#### [Exercise task]
Review the material and extract every line in which the word "noise" occurs.

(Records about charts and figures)
## Start

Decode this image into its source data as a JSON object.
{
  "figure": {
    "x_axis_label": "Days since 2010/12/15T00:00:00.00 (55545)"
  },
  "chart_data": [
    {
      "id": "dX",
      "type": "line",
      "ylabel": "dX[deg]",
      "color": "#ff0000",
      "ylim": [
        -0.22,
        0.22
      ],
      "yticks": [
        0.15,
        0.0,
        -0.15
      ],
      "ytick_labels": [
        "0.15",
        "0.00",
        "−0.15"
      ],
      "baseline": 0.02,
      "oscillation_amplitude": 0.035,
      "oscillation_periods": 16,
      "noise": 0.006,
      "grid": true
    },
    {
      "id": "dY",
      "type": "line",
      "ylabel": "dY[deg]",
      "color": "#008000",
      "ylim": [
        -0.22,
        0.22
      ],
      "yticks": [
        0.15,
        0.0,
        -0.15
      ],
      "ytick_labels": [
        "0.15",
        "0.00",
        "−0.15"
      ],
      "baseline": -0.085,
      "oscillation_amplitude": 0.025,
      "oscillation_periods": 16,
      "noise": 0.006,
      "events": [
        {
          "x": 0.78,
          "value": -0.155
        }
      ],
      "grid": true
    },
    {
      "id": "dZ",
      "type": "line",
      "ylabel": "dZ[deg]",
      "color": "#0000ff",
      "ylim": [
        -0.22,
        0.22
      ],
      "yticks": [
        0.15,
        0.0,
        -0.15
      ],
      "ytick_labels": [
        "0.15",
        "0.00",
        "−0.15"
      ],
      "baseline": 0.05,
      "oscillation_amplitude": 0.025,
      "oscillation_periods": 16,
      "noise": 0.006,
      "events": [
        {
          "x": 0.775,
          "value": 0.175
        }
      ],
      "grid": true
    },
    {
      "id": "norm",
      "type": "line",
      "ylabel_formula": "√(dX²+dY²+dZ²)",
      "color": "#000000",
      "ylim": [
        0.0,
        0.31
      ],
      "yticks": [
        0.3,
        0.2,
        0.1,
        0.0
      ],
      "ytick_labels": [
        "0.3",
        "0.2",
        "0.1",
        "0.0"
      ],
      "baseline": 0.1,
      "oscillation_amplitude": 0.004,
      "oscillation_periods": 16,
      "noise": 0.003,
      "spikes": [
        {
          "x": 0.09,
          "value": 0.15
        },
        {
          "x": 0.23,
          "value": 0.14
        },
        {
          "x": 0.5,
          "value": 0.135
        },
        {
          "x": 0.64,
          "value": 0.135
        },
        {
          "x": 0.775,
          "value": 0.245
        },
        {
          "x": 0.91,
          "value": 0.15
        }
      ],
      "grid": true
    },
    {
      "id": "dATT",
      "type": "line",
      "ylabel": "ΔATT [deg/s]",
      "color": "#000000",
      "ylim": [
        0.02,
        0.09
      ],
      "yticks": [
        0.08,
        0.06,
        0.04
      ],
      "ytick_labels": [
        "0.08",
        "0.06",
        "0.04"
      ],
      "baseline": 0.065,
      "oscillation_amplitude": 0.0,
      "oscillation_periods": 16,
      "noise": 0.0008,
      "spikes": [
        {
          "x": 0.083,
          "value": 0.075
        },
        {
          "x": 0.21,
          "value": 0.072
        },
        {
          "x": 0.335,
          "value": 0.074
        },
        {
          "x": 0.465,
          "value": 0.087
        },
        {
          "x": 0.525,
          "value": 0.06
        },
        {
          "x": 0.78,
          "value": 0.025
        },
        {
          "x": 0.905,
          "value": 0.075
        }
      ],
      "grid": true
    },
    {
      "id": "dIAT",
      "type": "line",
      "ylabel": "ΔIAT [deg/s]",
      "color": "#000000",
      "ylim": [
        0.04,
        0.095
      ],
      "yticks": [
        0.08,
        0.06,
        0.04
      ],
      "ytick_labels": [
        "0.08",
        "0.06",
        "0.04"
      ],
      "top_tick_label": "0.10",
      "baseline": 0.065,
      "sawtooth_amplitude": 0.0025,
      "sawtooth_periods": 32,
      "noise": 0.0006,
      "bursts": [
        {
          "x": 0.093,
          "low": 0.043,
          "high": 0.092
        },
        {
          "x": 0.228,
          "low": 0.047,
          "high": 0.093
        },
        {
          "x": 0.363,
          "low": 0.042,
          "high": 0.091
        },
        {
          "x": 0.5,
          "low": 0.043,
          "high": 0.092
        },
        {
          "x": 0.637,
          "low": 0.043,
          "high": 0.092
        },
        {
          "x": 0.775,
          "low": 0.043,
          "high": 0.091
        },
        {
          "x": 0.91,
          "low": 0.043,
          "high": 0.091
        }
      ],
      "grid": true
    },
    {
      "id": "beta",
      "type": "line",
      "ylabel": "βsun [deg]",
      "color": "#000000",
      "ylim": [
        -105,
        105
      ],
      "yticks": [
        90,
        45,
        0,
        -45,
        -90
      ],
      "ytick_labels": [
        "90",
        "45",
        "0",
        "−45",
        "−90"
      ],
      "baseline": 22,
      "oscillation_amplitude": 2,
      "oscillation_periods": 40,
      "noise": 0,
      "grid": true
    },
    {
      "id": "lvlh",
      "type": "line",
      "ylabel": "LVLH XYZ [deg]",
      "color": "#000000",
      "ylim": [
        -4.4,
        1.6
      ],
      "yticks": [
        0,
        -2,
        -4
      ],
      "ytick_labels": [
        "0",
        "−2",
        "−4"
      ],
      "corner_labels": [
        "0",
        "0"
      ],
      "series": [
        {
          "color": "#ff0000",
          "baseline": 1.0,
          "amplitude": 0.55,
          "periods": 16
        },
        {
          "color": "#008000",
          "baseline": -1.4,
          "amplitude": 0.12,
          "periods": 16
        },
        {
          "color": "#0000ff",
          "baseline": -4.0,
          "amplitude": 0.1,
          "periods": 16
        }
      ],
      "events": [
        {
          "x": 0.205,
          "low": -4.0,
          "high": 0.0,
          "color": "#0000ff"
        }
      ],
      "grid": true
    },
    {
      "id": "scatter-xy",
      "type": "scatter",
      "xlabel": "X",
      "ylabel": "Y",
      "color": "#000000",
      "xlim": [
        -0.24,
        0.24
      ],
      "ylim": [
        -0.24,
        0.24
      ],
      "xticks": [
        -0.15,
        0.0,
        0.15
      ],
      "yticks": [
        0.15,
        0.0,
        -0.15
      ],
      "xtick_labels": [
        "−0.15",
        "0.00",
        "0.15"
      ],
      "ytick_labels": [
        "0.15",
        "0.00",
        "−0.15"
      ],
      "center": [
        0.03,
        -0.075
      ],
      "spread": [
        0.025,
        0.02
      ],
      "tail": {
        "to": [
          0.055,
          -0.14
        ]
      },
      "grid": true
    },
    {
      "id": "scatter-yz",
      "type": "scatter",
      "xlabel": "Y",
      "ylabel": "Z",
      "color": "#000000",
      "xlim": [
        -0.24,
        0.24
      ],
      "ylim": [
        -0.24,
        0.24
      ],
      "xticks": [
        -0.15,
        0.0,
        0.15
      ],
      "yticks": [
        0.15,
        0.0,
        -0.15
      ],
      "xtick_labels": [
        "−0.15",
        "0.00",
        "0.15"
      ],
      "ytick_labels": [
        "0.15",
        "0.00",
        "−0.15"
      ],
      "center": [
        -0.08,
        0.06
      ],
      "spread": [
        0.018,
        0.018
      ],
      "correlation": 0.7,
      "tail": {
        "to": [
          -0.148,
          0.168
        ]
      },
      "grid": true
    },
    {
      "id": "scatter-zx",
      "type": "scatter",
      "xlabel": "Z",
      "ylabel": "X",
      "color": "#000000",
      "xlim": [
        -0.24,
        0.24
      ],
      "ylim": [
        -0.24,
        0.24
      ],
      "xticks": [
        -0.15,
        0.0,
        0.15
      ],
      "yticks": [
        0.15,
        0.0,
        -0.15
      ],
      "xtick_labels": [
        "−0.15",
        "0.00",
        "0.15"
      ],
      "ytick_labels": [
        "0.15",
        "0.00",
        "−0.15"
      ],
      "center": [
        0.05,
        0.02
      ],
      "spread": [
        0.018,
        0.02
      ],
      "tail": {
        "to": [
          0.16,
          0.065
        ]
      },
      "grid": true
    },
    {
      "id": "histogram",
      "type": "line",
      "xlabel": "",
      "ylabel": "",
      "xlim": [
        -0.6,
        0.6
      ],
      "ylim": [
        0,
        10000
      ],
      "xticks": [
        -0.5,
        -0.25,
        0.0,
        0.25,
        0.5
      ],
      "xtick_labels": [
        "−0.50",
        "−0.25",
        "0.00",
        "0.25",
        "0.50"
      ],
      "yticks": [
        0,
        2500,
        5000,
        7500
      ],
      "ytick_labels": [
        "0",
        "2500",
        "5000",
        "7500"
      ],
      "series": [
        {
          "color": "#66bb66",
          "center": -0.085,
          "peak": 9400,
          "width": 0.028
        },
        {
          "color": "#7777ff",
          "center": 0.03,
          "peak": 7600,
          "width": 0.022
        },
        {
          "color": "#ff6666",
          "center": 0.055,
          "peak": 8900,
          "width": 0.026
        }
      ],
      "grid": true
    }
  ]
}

## End

#### [Solution to this task]
      "noise": 0.006,
      "noise": 0.006,
      "noise": 0.006,
      "noise": 0.003,
      "noise": 0.0008,
      "noise": 0.0006,
      "noise": 0,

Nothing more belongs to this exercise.